Start of SUPPLIED INFORMATION

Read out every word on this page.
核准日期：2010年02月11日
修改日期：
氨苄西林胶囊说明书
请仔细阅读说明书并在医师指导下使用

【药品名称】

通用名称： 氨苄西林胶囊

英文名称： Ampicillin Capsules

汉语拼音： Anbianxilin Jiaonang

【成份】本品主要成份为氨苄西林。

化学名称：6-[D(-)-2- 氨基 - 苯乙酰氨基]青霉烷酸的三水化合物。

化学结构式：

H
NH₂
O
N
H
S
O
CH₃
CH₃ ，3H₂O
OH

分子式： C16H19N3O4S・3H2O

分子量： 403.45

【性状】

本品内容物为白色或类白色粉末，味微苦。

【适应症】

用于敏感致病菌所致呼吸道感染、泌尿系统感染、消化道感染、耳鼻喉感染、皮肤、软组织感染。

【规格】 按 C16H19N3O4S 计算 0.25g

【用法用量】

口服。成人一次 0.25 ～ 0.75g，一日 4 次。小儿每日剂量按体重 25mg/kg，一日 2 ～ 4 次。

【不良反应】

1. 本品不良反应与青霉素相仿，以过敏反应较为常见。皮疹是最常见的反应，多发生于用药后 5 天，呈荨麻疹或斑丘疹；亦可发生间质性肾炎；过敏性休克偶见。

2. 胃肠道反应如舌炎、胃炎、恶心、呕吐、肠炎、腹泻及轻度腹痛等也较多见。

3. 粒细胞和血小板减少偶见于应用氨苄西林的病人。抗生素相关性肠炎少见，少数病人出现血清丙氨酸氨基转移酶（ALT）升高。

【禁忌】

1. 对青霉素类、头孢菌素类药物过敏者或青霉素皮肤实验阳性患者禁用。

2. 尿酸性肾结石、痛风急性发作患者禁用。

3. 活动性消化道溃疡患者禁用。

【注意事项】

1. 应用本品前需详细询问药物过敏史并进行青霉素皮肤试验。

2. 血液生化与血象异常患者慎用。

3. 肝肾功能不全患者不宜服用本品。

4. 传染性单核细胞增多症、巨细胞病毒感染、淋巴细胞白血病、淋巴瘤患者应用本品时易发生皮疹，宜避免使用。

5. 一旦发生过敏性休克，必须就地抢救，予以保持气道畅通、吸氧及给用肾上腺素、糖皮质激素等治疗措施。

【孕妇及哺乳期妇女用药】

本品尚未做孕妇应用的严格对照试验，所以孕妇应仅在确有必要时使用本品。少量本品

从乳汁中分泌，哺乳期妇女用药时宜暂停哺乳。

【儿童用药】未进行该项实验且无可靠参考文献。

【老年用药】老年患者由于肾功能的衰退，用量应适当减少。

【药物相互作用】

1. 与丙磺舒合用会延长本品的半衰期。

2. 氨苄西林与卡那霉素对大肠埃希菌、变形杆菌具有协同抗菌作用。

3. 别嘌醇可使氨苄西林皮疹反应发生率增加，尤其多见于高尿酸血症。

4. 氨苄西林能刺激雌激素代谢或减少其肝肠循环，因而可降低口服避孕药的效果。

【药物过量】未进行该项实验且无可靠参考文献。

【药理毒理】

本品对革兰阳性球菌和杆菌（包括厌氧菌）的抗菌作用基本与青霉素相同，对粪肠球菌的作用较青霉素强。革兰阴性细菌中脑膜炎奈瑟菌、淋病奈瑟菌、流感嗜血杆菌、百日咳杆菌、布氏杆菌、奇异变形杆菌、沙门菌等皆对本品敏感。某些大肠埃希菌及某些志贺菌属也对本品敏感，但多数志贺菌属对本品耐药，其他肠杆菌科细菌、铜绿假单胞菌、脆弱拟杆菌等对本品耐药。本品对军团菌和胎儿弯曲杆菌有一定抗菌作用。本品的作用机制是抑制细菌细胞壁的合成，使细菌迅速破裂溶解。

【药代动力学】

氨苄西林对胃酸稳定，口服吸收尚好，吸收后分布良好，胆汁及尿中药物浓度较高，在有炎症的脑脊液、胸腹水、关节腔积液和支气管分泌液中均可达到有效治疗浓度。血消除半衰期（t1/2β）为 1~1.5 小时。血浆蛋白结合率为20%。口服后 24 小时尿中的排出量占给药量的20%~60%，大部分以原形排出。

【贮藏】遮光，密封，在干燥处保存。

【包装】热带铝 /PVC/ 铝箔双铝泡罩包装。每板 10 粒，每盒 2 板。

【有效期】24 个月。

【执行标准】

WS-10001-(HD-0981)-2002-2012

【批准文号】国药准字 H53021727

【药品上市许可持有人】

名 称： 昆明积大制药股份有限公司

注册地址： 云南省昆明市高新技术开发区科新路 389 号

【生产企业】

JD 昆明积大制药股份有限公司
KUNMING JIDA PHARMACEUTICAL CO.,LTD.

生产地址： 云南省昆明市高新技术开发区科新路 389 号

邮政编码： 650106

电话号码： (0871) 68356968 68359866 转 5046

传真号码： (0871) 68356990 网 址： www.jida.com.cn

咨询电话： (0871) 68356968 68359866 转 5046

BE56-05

End of SUPPLIED INFORMATION
Start of SUPPLIED INFORMATION

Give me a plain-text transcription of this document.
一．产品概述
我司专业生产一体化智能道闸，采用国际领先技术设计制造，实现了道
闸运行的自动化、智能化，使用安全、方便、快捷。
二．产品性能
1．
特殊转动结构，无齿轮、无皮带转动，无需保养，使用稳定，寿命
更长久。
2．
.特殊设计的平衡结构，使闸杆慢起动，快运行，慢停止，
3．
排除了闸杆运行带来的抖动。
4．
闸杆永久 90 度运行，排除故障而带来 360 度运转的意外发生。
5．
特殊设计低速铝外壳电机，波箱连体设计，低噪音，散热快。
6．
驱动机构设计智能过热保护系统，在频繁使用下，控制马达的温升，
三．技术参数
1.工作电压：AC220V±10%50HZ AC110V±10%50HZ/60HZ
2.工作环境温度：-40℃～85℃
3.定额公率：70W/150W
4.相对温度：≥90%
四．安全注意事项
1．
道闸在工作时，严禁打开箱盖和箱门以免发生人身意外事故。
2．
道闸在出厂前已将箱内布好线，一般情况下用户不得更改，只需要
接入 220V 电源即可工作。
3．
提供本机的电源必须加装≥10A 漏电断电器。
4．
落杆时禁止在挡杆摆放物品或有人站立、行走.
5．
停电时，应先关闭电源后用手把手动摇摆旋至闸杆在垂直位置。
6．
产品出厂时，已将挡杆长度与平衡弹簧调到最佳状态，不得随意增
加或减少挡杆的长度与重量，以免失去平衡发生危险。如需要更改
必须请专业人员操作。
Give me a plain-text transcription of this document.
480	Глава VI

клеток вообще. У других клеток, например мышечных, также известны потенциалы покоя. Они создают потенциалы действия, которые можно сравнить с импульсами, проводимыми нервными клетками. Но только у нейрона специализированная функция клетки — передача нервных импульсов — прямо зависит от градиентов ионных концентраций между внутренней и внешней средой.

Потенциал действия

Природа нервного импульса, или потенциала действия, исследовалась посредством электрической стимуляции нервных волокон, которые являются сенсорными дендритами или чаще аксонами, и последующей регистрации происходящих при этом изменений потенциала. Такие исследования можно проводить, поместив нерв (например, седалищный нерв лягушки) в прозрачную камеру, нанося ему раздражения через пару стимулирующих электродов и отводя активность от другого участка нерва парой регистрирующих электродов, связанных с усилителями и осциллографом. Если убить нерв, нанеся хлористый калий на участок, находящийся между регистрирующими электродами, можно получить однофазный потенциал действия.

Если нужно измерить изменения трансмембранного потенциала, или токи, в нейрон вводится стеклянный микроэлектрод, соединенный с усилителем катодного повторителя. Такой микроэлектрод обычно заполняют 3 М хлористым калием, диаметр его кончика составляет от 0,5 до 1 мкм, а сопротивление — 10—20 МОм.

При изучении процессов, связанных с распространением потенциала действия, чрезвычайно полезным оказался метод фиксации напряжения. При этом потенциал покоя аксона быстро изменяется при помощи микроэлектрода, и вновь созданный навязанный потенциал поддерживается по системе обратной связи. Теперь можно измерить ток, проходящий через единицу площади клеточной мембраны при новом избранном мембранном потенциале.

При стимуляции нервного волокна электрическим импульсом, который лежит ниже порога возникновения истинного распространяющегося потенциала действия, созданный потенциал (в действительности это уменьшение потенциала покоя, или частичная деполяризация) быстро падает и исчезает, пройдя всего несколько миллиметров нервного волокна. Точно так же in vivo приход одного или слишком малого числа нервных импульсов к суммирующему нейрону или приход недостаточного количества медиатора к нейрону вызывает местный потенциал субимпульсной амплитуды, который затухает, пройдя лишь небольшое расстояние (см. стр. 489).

End of SUPPLIED INFORMATION

— TASK OBJECTIVE —
List the lines of the records where "связанных" occurs.

— CORRECT RESULT —
Природа нервного импульса, или потенциала действия, исследовалась посредством электрической стимуляции нервных волокон, которые являются сенсорными дендритами или чаще аксонами, и последующей регистрации происходящих при этом изменений потенциала. Такие исследования можно проводить, поместив нерв (например, седалищный нерв лягушки) в прозрачную камеру, нанося ему раздражения через пару стимулирующих электродов и отводя активность от другого участка нерва парой регистрирующих электродов, связанных с усилителями и осциллографом. Если убить нерв, нанеся хлористый калий на участок, находящийся между регистрирующими электродами, можно получить однофазный потенциал действия.
При изучении процессов, связанных с распространением потенциала действия, чрезвычайно полезным оказался метод фиксации напряжения. При этом потенциал покоя аксона быстро изменяется при помощи микроэлектрода, и вновь созданный навязанный потенциал поддерживается по системе обратной связи. Теперь можно измерить ток, проходящий через единицу площади клеточной мембраны при новом избранном мембранном потенциале.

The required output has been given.